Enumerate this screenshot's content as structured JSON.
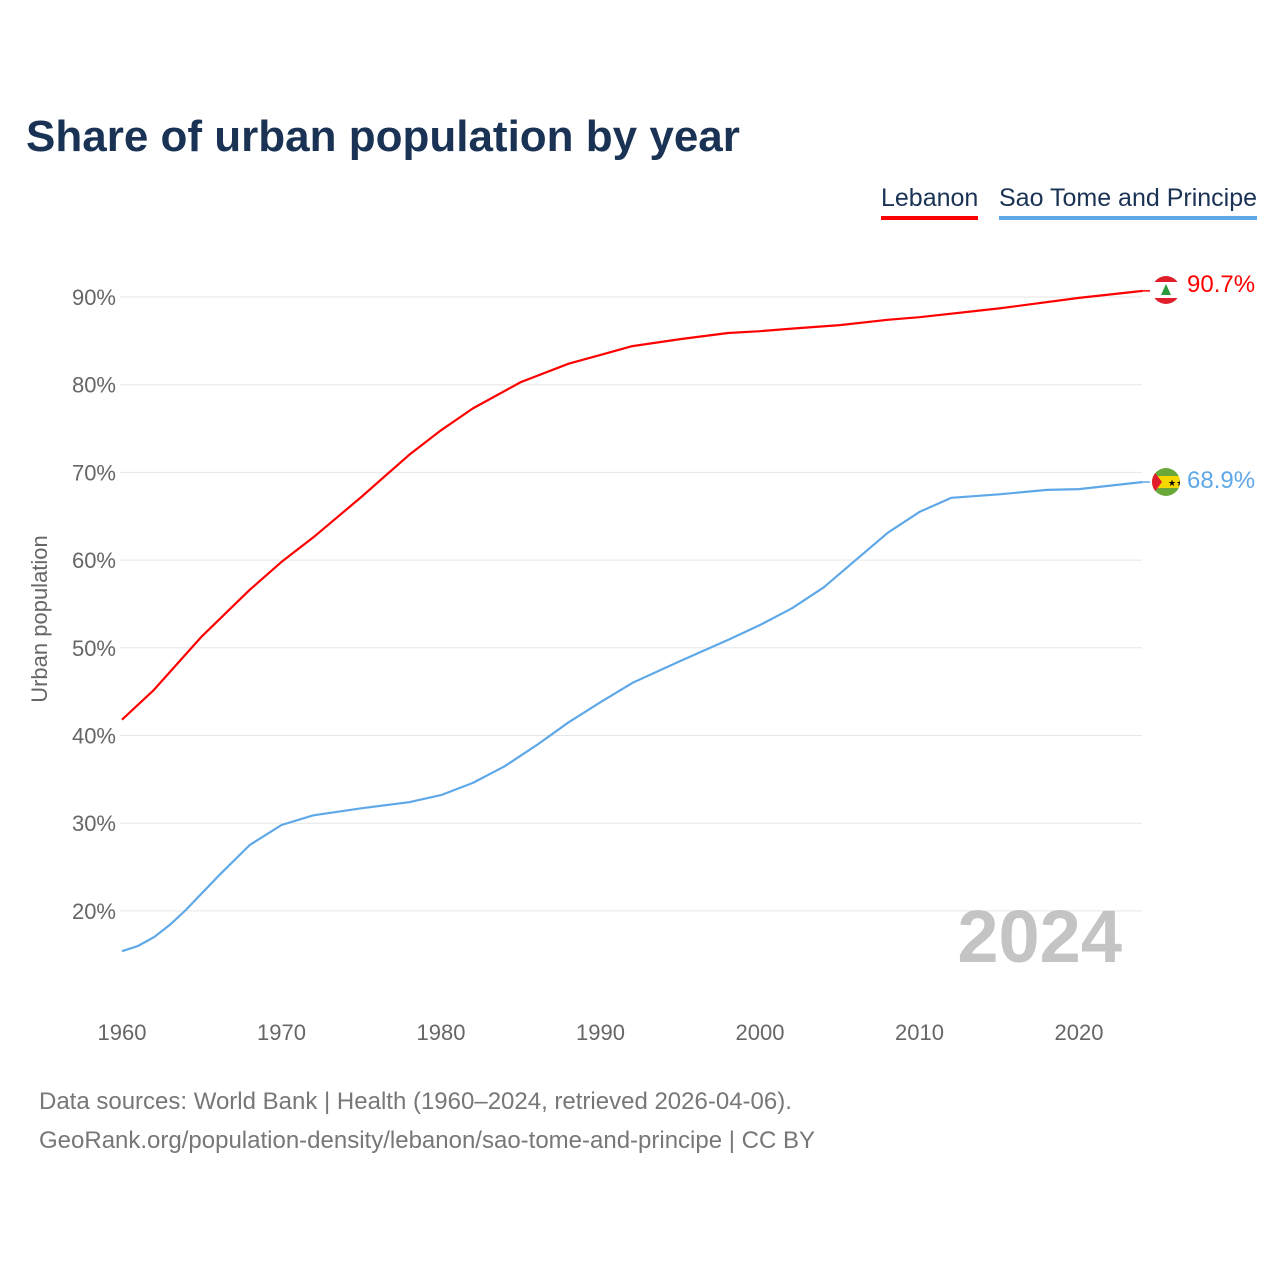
{
  "title": "Share of urban population by year",
  "legend": [
    "Lebanon",
    "Sao Tome and Principe"
  ],
  "year_watermark": "2024",
  "footer": {
    "line1": "Data sources: World Bank | Health (1960–2024, retrieved 2026-04-06).",
    "line2": "GeoRank.org/population-density/lebanon/sao-tome-and-principe | CC BY"
  },
  "chart_data": {
    "type": "line",
    "title": "Share of urban population by year",
    "xlabel": "",
    "ylabel": "Urban population",
    "xlim": [
      1960,
      2024
    ],
    "ylim": [
      10,
      95
    ],
    "xticks": [
      1960,
      1970,
      1980,
      1990,
      2000,
      2010,
      2020
    ],
    "yticks": [
      20,
      30,
      40,
      50,
      60,
      70,
      80,
      90
    ],
    "ytick_labels": [
      "20%",
      "30%",
      "40%",
      "50%",
      "60%",
      "70%",
      "80%",
      "90%"
    ],
    "grid": true,
    "legend_position": "top-right",
    "series": [
      {
        "name": "Lebanon",
        "color": "#ff0000",
        "end_label": "90.7%",
        "x": [
          1960,
          1962,
          1965,
          1968,
          1970,
          1972,
          1975,
          1978,
          1980,
          1982,
          1985,
          1988,
          1990,
          1992,
          1995,
          1998,
          2000,
          2002,
          2005,
          2008,
          2010,
          2015,
          2020,
          2024
        ],
        "y": [
          41.8,
          45.2,
          51.3,
          56.6,
          59.8,
          62.6,
          67.2,
          72.0,
          74.8,
          77.3,
          80.3,
          82.4,
          83.4,
          84.4,
          85.2,
          85.9,
          86.1,
          86.4,
          86.8,
          87.4,
          87.7,
          88.7,
          89.9,
          90.7
        ]
      },
      {
        "name": "Sao Tome and Principe",
        "color": "#5fa8e8",
        "end_label": "68.9%",
        "x": [
          1960,
          1961,
          1962,
          1963,
          1964,
          1966,
          1968,
          1970,
          1972,
          1975,
          1978,
          1980,
          1982,
          1984,
          1986,
          1988,
          1990,
          1992,
          1995,
          1998,
          2000,
          2002,
          2004,
          2006,
          2008,
          2010,
          2012,
          2015,
          2018,
          2020,
          2024
        ],
        "y": [
          15.4,
          16.0,
          17.0,
          18.4,
          20.1,
          23.9,
          27.5,
          29.8,
          30.9,
          31.7,
          32.4,
          33.2,
          34.6,
          36.5,
          38.9,
          41.5,
          43.8,
          46.0,
          48.5,
          50.9,
          52.6,
          54.5,
          56.9,
          60.0,
          63.1,
          65.5,
          67.1,
          67.5,
          68.0,
          68.1,
          68.9
        ]
      }
    ]
  }
}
--------------------
▸ **AIM**
Omit every picture while copying the listing above exactly.

▸ **COMPLETE OUTPUT**
Enumerate this screenshot's content as structured JSON.
{
  "title": "Share of urban population by year",
  "legend": [
    "Lebanon",
    "Sao Tome and Principe"
  ],
  "year_watermark": "2024",
  "footer": {
    "line1": "Data sources: World Bank | Health (1960–2024, retrieved 2026-04-06).",
    "line2": "GeoRank.org/population-density/lebanon/sao-tome-and-principe | CC BY"
  },
  "chart_data": {
    "type": "line",
    "title": "Share of urban population by year",
    "xlabel": "",
    "ylabel": "Urban population",
    "xlim": [
      1960,
      2024
    ],
    "ylim": [
      10,
      95
    ],
    "xticks": [
      1960,
      1970,
      1980,
      1990,
      2000,
      2010,
      2020
    ],
    "yticks": [
      20,
      30,
      40,
      50,
      60,
      70,
      80,
      90
    ],
    "ytick_labels": [
      "20%",
      "30%",
      "40%",
      "50%",
      "60%",
      "70%",
      "80%",
      "90%"
    ],
    "grid": true,
    "legend_position": "top-right",
    "series": [
      {
        "name": "Lebanon",
        "color": "#ff0000",
        "end_label": "90.7%",
        "x": [
          1960,
          1962,
          1965,
          1968,
          1970,
          1972,
          1975,
          1978,
          1980,
          1982,
          1985,
          1988,
          1990,
          1992,
          1995,
          1998,
          2000,
          2002,
          2005,
          2008,
          2010,
          2015,
          2020,
          2024
        ],
        "y": [
          41.8,
          45.2,
          51.3,
          56.6,
          59.8,
          62.6,
          67.2,
          72.0,
          74.8,
          77.3,
          80.3,
          82.4,
          83.4,
          84.4,
          85.2,
          85.9,
          86.1,
          86.4,
          86.8,
          87.4,
          87.7,
          88.7,
          89.9,
          90.7
        ]
      },
      {
        "name": "Sao Tome and Principe",
        "color": "#5fa8e8",
        "end_label": "68.9%",
        "x": [
          1960,
          1961,
          1962,
          1963,
          1964,
          1966,
          1968,
          1970,
          1972,
          1975,
          1978,
          1980,
          1982,
          1984,
          1986,
          1988,
          1990,
          1992,
          1995,
          1998,
          2000,
          2002,
          2004,
          2006,
          2008,
          2010,
          2012,
          2015,
          2018,
          2020,
          2024
        ],
        "y": [
          15.4,
          16.0,
          17.0,
          18.4,
          20.1,
          23.9,
          27.5,
          29.8,
          30.9,
          31.7,
          32.4,
          33.2,
          34.6,
          36.5,
          38.9,
          41.5,
          43.8,
          46.0,
          48.5,
          50.9,
          52.6,
          54.5,
          56.9,
          60.0,
          63.1,
          65.5,
          67.1,
          67.5,
          68.0,
          68.1,
          68.9
        ]
      }
    ]
  }
}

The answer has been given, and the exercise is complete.